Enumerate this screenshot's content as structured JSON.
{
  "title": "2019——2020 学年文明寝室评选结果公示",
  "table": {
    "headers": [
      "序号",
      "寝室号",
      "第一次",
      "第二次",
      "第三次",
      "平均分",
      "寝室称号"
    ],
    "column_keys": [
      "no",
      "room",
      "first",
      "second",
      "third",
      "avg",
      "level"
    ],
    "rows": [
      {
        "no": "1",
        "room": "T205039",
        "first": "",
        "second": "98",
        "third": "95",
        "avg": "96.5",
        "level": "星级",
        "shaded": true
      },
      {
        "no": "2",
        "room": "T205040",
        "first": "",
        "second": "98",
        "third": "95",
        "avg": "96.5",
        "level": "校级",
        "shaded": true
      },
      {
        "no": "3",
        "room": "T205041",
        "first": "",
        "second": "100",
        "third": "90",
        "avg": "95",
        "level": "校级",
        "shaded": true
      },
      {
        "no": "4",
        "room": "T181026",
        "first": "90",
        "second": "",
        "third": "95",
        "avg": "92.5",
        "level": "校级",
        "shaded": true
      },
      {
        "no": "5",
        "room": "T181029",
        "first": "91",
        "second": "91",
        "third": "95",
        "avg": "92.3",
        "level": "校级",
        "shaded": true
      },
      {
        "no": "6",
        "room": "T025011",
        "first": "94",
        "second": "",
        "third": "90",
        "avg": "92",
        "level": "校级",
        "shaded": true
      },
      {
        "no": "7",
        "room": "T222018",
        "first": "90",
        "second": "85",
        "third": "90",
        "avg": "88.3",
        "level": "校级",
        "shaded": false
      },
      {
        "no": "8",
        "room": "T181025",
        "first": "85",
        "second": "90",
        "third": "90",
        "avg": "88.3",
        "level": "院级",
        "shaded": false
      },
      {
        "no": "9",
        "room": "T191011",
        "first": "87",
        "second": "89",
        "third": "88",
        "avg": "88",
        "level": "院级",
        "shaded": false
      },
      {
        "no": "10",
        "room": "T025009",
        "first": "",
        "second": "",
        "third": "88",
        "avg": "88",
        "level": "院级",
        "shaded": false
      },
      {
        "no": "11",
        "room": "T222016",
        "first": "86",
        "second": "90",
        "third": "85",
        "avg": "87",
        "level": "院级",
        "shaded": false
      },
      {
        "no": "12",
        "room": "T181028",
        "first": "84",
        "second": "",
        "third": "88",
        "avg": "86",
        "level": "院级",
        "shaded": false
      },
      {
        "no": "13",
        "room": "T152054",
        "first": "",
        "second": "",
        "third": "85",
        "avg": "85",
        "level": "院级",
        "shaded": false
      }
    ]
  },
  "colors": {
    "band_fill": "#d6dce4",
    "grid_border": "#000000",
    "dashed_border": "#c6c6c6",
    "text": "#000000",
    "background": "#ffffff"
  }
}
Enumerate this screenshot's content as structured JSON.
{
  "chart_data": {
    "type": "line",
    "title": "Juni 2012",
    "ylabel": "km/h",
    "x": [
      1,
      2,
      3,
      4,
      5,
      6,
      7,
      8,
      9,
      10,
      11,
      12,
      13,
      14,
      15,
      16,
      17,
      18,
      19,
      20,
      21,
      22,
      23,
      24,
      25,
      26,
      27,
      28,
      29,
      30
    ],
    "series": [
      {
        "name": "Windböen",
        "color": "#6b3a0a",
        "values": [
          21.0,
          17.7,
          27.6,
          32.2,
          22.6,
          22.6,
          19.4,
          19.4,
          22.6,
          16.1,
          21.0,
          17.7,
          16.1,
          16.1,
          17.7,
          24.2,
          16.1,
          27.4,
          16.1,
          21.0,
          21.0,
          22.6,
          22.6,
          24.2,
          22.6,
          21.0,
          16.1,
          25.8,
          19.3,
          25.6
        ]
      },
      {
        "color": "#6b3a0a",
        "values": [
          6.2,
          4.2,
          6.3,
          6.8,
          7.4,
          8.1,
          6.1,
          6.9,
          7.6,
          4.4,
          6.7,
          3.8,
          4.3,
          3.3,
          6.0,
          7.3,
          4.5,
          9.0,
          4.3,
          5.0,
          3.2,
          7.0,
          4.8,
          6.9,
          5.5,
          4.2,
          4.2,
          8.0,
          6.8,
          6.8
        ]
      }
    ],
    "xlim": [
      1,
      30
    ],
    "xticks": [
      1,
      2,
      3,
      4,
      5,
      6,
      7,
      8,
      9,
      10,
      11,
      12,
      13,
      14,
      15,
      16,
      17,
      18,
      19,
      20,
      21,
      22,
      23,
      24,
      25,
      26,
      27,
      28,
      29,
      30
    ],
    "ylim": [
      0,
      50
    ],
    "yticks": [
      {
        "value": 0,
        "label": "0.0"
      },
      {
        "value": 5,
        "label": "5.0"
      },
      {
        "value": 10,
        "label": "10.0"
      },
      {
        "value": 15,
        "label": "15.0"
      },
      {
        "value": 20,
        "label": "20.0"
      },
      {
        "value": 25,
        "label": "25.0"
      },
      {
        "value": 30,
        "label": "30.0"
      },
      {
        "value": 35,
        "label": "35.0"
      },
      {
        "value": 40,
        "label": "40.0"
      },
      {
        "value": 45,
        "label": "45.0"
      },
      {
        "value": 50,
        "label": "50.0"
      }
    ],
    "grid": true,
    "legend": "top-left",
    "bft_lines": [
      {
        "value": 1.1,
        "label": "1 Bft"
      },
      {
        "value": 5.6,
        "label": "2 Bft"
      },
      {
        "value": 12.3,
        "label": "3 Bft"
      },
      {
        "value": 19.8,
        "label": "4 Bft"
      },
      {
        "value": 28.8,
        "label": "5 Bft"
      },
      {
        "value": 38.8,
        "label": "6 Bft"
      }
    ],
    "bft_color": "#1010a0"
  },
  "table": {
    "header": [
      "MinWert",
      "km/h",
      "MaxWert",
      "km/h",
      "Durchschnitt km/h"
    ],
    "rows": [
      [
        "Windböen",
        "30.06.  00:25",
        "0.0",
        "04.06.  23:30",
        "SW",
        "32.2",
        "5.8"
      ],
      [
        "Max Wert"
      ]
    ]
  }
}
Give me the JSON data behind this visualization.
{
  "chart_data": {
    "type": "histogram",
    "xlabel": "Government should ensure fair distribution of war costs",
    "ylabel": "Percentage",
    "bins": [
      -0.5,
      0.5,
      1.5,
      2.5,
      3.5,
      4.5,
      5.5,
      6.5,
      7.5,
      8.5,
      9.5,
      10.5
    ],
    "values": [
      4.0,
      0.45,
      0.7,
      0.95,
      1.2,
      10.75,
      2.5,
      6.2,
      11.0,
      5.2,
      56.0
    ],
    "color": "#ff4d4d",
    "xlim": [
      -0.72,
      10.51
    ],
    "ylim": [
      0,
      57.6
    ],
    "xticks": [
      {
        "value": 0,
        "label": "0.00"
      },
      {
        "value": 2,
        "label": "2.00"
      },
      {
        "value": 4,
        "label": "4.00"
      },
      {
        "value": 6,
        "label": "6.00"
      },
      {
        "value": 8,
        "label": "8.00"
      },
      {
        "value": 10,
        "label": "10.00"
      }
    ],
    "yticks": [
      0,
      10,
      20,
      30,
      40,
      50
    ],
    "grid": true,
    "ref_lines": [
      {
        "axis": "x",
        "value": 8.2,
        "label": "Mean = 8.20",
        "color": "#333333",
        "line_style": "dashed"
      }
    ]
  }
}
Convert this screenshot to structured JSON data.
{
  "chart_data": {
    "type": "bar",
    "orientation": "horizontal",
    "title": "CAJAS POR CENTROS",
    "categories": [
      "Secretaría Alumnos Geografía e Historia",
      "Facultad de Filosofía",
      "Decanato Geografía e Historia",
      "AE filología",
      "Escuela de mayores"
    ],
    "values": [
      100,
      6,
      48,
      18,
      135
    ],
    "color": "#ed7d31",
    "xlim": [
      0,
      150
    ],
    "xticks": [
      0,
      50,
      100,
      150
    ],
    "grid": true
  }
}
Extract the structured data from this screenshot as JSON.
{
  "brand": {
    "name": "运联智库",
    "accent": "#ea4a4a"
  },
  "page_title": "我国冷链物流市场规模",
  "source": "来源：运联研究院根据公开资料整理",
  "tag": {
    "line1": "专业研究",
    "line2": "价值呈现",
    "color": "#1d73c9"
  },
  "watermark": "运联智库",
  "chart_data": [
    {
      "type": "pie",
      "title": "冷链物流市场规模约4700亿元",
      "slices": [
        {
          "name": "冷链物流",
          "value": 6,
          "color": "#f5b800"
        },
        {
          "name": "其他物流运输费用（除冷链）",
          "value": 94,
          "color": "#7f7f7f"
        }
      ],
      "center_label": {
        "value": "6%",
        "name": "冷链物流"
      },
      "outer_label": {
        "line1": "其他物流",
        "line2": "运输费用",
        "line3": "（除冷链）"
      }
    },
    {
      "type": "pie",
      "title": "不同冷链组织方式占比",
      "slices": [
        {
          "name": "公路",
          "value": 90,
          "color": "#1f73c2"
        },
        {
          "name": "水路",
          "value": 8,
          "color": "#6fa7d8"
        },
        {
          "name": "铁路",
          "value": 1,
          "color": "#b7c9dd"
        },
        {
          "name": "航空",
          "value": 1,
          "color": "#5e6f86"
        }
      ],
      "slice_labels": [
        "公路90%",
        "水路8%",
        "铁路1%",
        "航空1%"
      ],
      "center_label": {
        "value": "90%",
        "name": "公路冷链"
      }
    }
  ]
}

> [Directions]
For the entries above, state how many lines contain the word "Historia". Provide the number by itself.

> [Output below]
2